Présentation de l'exercice: Reformulez plus brièvement le paragraphe de l'extrait qui commence par « En second lieu », en conservant ses faits essentiels.

Extrait:
========================================

5. En l’espèce, il résulte de l’instruction, et notamment des termes mêmes de la requête présentée au juge des référés de la cour, qu’aucune somme n’avait été consignée auprès du comptable public à la date de l’expiration du délai imparti à Mme A… pour saisir le juge des référés du tribunal administratif de Paris d’une contestation de la décision du 10 mars 2026 du comptable public ayant rejeté les garanties proposées à l’appui de sa demande de sursis de paiement de la somme de 33 224 euros en litige. A cet égard, et pour les motifs énoncés au point précédent, Mme A… et M. B… ne peuvent en tout état de cause pas utilement se prévaloir de la circonstance alléguée selon laquelle Mme A… aurait présenté à l’appui de sa demande de sursis de paiement des garanties qui devraient être réputées acceptées depuis le 29 janvier 2026 par application des dispositions de la dernière phrase de l’article R* 277-1 du livre des procédures fiscales, à supposer d’ailleurs que cette circonstance soit suffisamment établie par les pièces produites à l’appui de la requête, lesquelles suggèrent qu’en réponse à la demande de constitution de garanties du 20 novembre 2025 adressée par le service à Mme A…, Me Roche aurait notifié en son nom propre à l’administration fiscale, par courrier recommandé du 15 décembre 2025, une lettre datée du « 15 octobre 2025 » de Mme A… représentée par Me Roche proposant des garanties.
6. En second lieu, la circonstance alléguée que la décision du 10 mars 2026, par laquelle le comptable public a refusé les garanties proposées par Mme A…, serait intervenue en méconnaissance des termes de la doctrine administrative référencée BOIREC-PREA-20-20-20 n° 50, à la supposer même établie, est en tout état de cause dépourvue d’incidence sur la recevabilité de la demande présentée par Mme A… et M. B… au juge des référés du tribunal administratif de Paris.
7. Il suit de là que Mme A… et M. B… ne sont pas fondés à soutenir que c’est à tort que, par l’ordonnance attaquée, le juge des référés du tribunal administratif de Paris a rejeté leur demande comme étant irrecevable. Par suite, leurs conclusions tendant à l’annulation de cette ordonnance doivent être rejetées.
Sur les conclusions à fins d’injonction :
8. Il résulte de ce qui précède que les conclusions à fins d’injonction présentées par Mme A… et M. B… ne peuvent qu’être rejetées.
Sur les frais liés à l’instance :
9. Les dispositions de l’article L. 761-1 du code de justice administrative font obstacle à ce que le versement d’une somme soit mis à la charge de l’Etat, qui n’est pas la partie perdante dans la présente instance.
ORDONNE :
Article 1er : La requête de Mme A… et M. B… est rejetée.
Article 2 : La présente ordonnance sera notifiée à Mme C… A… et M. D… B….
Copie en sera adressée au ministre de l’action et des comptes publics et au directeur régional des finances publiques d’Île-de-France et de Paris.
Fait à Paris, le 26 mai 2026.
La juge d’appel des référés,
H. VINOT
La République mande et ordonne au ministre de l’action et des comptes publics en ce qui le concerne ou à tous commissaires de justice à ce requis en ce qui concerne les voies de droit commun contre les parties privées, de pourvoir à l’exécution de la présente décision.

========================================

[Données de reconnaissance de la structure des documents]
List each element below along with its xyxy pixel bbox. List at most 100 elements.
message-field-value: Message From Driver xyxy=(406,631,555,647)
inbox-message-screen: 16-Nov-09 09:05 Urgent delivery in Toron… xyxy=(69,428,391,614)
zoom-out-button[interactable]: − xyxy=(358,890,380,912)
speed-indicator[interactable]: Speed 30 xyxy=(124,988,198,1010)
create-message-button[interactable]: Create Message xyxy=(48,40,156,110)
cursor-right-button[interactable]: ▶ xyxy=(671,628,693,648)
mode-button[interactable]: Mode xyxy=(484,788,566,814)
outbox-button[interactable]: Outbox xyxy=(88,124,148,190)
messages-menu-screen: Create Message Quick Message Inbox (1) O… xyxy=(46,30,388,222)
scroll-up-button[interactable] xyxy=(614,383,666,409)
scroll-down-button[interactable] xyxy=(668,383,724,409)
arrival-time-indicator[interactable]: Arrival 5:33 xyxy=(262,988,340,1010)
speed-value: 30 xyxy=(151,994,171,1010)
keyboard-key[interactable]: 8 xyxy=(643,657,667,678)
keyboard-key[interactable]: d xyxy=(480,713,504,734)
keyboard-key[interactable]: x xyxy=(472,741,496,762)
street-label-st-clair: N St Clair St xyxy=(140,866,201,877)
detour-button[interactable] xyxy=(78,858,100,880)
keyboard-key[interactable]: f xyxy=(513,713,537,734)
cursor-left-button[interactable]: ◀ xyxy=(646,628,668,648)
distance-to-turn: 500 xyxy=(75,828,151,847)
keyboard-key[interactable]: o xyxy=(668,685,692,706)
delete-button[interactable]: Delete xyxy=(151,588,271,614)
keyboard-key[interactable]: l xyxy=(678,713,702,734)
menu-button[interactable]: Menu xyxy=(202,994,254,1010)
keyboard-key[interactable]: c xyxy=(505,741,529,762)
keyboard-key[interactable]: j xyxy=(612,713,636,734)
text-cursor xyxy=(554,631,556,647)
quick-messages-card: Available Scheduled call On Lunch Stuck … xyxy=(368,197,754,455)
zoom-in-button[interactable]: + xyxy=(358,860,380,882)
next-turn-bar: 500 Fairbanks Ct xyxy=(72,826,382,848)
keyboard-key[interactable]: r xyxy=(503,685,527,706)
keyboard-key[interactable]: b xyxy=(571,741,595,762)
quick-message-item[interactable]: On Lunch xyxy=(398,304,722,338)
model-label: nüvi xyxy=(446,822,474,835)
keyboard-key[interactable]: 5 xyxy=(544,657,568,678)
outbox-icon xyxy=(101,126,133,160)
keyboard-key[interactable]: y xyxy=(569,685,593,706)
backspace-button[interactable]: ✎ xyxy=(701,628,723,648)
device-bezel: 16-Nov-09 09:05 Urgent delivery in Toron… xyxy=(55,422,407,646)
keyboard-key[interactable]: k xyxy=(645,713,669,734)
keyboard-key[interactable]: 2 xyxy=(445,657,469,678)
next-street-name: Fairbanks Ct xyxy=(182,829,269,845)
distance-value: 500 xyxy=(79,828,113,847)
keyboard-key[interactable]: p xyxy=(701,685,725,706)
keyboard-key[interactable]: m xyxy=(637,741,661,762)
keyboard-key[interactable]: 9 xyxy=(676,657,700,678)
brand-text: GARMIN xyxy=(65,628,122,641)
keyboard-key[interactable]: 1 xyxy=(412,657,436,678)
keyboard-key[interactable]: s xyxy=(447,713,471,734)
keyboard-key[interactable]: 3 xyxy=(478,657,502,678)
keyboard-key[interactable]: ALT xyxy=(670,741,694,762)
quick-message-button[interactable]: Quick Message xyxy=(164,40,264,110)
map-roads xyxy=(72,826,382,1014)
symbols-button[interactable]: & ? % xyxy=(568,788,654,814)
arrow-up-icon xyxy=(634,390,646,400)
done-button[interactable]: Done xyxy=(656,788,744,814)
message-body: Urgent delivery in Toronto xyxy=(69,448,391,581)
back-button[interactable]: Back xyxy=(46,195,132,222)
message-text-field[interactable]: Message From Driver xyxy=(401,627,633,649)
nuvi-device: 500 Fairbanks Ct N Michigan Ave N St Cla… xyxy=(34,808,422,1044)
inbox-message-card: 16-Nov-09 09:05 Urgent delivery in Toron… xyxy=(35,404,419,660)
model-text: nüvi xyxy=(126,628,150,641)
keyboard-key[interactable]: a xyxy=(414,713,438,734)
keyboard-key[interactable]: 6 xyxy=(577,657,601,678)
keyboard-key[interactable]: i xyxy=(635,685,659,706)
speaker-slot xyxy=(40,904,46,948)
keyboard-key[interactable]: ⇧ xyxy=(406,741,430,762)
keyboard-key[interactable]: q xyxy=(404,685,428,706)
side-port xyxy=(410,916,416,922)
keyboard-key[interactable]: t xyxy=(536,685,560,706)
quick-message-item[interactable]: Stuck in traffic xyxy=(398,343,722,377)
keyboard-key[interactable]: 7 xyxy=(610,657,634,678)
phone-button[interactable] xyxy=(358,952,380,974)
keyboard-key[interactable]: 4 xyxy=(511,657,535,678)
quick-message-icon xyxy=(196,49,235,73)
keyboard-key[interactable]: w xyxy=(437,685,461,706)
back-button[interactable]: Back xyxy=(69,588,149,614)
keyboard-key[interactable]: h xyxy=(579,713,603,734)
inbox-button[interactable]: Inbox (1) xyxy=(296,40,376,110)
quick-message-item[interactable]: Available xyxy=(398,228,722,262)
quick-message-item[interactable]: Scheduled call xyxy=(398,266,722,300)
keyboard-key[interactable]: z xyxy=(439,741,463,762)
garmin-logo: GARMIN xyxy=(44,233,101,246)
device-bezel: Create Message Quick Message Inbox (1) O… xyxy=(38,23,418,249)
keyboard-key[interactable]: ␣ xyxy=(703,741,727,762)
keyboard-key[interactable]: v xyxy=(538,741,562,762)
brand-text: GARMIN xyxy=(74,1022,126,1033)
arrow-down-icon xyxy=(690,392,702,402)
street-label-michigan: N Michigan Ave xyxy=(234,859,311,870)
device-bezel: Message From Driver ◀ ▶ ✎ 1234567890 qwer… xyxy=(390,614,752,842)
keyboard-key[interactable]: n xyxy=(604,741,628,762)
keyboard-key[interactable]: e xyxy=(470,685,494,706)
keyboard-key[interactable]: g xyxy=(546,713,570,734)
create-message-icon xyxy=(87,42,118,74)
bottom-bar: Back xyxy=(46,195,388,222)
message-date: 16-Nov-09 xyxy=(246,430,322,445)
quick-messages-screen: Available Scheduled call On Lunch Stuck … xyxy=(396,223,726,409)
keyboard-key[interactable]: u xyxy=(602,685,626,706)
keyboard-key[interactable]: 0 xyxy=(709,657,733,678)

========================================

Réponse: Selon les requérants, le comptable public aurait méconnu la doctrine administrative BOIREC-PREA-20-20-20 n° 50 en refusant, le 10 mars 2026, les garanties proposées par Mme A…. Même établie, cette circonstance est sans incidence sur la recevabilité de la demande de Mme A… et M. B… devant le juge des référés du tribunal administratif de Paris.